◆ Problem requirements:
Report how many lines hold the string "n複合年". Give the number and nothing else.

◆ Figure contents as structured data:
******************************

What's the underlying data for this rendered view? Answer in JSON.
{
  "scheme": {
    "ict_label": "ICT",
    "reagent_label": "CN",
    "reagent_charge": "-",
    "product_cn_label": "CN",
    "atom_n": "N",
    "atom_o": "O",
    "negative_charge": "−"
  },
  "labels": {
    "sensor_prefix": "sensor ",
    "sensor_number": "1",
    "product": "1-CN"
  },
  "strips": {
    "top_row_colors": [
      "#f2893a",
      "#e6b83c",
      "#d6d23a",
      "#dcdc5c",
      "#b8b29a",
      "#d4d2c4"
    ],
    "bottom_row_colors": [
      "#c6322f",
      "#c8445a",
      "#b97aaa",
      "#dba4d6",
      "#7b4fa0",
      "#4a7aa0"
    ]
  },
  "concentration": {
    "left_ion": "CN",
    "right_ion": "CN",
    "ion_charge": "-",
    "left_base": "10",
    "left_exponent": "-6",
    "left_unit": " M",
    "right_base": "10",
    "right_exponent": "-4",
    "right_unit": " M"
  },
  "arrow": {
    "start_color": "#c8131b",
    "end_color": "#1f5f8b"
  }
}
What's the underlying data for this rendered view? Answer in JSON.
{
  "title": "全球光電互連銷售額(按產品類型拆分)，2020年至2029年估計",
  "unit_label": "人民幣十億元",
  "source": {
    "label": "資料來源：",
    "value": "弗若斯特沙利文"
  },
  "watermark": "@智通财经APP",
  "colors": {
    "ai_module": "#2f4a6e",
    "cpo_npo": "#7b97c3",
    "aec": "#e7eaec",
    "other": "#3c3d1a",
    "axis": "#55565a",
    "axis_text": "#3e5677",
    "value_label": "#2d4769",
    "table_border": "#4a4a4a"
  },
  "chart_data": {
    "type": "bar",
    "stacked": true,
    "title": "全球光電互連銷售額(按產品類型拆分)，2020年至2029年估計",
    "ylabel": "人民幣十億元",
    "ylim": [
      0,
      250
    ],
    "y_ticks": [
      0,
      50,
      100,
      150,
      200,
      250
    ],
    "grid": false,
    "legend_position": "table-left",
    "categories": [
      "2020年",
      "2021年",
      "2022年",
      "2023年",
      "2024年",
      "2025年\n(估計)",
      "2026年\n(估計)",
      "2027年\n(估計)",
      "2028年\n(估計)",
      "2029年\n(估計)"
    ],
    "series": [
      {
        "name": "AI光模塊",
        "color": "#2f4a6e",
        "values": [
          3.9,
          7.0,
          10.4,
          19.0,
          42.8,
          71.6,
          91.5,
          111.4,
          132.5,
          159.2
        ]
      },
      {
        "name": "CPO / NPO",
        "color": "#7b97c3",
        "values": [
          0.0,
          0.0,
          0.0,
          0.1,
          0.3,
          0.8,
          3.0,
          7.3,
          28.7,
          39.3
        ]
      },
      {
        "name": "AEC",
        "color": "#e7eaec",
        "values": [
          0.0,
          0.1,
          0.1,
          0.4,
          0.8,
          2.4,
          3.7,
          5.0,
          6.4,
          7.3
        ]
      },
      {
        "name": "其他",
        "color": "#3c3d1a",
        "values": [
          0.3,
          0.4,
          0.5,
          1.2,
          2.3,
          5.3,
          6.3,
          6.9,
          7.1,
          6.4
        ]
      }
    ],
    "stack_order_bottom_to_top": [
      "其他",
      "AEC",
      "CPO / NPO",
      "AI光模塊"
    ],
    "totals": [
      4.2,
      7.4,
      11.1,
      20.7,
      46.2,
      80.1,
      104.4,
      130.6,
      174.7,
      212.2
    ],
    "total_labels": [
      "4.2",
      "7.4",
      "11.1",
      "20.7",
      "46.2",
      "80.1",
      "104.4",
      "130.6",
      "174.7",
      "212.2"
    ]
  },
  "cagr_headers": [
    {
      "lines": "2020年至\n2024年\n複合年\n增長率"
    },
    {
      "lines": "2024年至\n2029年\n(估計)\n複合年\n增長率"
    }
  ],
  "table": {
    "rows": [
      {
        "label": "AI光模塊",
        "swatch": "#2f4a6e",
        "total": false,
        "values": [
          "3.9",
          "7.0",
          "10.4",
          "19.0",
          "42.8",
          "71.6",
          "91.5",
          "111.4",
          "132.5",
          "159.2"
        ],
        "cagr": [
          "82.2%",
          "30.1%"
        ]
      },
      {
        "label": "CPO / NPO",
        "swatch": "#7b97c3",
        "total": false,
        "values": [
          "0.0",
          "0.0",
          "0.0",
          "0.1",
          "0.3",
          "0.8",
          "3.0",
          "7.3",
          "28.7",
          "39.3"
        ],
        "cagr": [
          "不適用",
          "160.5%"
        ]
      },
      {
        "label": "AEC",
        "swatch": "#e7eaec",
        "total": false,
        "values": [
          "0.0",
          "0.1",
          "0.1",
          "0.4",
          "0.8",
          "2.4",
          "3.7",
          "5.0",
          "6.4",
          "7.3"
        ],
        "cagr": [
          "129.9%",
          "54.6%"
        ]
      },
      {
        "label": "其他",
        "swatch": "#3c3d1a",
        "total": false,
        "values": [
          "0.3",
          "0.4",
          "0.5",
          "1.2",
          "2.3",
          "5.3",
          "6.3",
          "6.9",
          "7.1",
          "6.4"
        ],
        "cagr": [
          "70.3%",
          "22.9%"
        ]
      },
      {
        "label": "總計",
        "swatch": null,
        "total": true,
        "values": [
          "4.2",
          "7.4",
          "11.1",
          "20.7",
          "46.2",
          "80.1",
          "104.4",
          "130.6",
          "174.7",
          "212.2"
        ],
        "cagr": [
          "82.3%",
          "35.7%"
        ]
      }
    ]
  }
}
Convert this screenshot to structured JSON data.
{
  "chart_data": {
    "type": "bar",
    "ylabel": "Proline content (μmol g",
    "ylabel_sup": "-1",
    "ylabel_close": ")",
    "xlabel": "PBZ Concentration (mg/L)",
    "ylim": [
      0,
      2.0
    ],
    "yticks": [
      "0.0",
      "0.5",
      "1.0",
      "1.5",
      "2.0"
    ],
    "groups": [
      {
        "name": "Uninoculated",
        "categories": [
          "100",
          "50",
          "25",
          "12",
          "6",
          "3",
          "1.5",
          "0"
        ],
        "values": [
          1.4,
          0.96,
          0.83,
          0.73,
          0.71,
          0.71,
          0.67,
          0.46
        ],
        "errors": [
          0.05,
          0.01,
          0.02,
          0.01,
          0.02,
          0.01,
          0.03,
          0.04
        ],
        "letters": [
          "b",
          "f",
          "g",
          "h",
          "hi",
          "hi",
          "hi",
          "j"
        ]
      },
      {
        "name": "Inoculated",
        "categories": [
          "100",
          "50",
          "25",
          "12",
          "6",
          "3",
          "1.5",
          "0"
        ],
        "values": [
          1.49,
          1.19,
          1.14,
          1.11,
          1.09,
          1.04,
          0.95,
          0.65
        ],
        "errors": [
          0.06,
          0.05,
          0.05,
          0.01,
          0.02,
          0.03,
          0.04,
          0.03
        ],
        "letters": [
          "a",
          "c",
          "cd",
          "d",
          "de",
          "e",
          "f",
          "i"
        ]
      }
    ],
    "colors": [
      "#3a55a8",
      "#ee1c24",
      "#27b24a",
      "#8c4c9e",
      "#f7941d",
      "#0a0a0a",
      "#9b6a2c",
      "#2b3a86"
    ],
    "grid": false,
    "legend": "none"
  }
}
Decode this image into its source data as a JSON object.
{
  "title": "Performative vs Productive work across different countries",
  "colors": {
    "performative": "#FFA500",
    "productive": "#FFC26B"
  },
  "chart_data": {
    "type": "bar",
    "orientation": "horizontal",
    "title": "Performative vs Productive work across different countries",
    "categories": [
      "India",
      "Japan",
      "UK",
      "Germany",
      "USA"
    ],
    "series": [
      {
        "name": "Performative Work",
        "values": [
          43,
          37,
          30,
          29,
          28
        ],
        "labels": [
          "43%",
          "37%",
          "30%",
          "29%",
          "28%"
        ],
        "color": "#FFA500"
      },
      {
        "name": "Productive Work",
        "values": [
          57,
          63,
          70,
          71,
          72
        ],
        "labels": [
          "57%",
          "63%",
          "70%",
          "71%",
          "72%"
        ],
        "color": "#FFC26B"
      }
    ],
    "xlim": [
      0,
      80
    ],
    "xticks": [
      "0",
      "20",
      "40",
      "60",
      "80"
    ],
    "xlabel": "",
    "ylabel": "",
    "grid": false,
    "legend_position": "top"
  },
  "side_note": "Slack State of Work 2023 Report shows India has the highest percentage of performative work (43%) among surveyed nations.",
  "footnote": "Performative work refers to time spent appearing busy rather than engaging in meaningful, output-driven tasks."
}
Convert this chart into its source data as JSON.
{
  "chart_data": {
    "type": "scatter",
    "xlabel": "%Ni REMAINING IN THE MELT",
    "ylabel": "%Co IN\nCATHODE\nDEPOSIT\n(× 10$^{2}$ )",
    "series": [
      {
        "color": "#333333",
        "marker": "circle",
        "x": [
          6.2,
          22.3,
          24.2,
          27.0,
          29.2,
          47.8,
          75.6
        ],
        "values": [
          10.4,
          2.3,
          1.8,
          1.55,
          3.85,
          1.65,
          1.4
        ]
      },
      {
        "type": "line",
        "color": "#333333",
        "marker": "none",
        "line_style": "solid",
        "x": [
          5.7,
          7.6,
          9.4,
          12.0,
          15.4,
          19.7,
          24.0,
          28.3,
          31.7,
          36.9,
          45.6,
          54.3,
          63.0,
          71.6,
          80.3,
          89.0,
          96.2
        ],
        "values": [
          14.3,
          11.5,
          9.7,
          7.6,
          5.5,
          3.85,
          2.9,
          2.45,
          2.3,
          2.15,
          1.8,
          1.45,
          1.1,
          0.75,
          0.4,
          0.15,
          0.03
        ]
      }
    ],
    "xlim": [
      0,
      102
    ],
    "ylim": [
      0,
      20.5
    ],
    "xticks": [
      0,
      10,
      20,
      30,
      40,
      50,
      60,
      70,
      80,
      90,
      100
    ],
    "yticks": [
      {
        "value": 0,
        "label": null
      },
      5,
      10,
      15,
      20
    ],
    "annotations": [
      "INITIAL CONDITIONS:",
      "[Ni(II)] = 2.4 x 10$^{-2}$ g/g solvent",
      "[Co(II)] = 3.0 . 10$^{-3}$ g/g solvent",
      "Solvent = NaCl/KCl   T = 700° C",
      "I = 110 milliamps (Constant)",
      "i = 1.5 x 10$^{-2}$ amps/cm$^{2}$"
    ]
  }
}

******************************

◆ Reply to the task:
2